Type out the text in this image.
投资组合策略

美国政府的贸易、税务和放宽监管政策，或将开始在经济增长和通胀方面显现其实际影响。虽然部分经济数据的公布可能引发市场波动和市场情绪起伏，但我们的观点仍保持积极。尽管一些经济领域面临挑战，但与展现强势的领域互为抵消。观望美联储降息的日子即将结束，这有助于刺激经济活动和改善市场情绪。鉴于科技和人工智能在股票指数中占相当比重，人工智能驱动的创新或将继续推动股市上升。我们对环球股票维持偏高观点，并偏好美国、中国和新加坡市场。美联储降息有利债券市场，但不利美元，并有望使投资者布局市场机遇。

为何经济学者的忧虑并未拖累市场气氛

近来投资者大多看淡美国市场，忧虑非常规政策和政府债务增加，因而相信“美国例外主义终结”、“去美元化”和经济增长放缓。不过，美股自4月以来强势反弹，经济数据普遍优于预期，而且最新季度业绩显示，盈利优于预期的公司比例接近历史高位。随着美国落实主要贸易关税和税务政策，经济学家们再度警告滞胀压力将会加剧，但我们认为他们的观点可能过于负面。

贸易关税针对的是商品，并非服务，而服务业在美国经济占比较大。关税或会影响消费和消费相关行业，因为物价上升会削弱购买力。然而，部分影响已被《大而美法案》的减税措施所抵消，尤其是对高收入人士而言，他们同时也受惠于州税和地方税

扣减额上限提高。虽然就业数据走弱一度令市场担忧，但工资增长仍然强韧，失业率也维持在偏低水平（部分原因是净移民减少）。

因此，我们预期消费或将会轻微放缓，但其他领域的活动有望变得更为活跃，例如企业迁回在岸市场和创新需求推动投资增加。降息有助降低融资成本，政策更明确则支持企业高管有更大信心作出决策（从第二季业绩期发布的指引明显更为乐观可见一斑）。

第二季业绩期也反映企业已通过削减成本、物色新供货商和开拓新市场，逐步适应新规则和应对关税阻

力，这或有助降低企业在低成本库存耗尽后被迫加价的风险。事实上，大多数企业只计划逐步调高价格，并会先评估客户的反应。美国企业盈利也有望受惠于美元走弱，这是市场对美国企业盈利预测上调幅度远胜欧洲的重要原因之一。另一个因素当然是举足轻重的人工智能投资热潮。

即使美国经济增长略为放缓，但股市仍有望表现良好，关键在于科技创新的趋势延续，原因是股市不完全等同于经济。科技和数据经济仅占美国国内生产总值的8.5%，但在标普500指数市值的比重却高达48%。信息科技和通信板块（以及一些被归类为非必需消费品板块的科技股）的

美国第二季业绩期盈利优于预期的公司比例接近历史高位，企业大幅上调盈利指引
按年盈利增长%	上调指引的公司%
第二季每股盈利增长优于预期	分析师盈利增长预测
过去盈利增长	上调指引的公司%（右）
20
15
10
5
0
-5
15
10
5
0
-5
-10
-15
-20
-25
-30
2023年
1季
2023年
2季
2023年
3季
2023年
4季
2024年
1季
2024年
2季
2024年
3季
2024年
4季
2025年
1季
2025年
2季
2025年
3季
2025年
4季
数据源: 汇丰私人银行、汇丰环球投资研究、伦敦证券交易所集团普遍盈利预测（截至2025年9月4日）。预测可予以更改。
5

DIRECTIONS =
Each record above should be repeated exactly as it appears.

SOLUTION TO THIS TASK =
Type out the text in this image.
投资组合策略

美国政府的贸易、税务和放宽监管政策，或将开始在经济增长和通胀方面显现其实际影响。虽然部分经济数据的公布可能引发市场波动和市场情绪起伏，但我们的观点仍保持积极。尽管一些经济领域面临挑战，但与展现强势的领域互为抵消。观望美联储降息的日子即将结束，这有助于刺激经济活动和改善市场情绪。鉴于科技和人工智能在股票指数中占相当比重，人工智能驱动的创新或将继续推动股市上升。我们对环球股票维持偏高观点，并偏好美国、中国和新加坡市场。美联储降息有利债券市场，但不利美元，并有望使投资者布局市场机遇。

为何经济学者的忧虑并未拖累市场气氛

近来投资者大多看淡美国市场，忧虑非常规政策和政府债务增加，因而相信“美国例外主义终结”、“去美元化”和经济增长放缓。不过，美股自4月以来强势反弹，经济数据普遍优于预期，而且最新季度业绩显示，盈利优于预期的公司比例接近历史高位。随着美国落实主要贸易关税和税务政策，经济学家们再度警告滞胀压力将会加剧，但我们认为他们的观点可能过于负面。

贸易关税针对的是商品，并非服务，而服务业在美国经济占比较大。关税或会影响消费和消费相关行业，因为物价上升会削弱购买力。然而，部分影响已被《大而美法案》的减税措施所抵消，尤其是对高收入人士而言，他们同时也受惠于州税和地方税

扣减额上限提高。虽然就业数据走弱一度令市场担忧，但工资增长仍然强韧，失业率也维持在偏低水平（部分原因是净移民减少）。

因此，我们预期消费或将会轻微放缓，但其他领域的活动有望变得更为活跃，例如企业迁回在岸市场和创新需求推动投资增加。降息有助降低融资成本，政策更明确则支持企业高管有更大信心作出决策（从第二季业绩期发布的指引明显更为乐观可见一斑）。

第二季业绩期也反映企业已通过削减成本、物色新供货商和开拓新市场，逐步适应新规则和应对关税阻

力，这或有助降低企业在低成本库存耗尽后被迫加价的风险。事实上，大多数企业只计划逐步调高价格，并会先评估客户的反应。美国企业盈利也有望受惠于美元走弱，这是市场对美国企业盈利预测上调幅度远胜欧洲的重要原因之一。另一个因素当然是举足轻重的人工智能投资热潮。

即使美国经济增长略为放缓，但股市仍有望表现良好，关键在于科技创新的趋势延续，原因是股市不完全等同于经济。科技和数据经济仅占美国国内生产总值的8.5%，但在标普500指数市值的比重却高达48%。信息科技和通信板块（以及一些被归类为非必需消费品板块的科技股）的

美国第二季业绩期盈利优于预期的公司比例接近历史高位，企业大幅上调盈利指引
按年盈利增长%	上调指引的公司%
第二季每股盈利增长优于预期	分析师盈利增长预测
过去盈利增长	上调指引的公司%（右）
20
15
10
5
0
-5
15
10
5
0
-5
-10
-15
-20
-25
-30
2023年
1季
2023年
2季
2023年
3季
2023年
4季
2024年
1季
2024年
2季
2024年
3季
2024年
4季
2025年
1季
2025年
2季
2025年
3季
2025年
4季
数据源: 汇丰私人银行、汇丰环球投资研究、伦敦证券交易所集团普遍盈利预测（截至2025年9月4日）。预测可予以更改。
5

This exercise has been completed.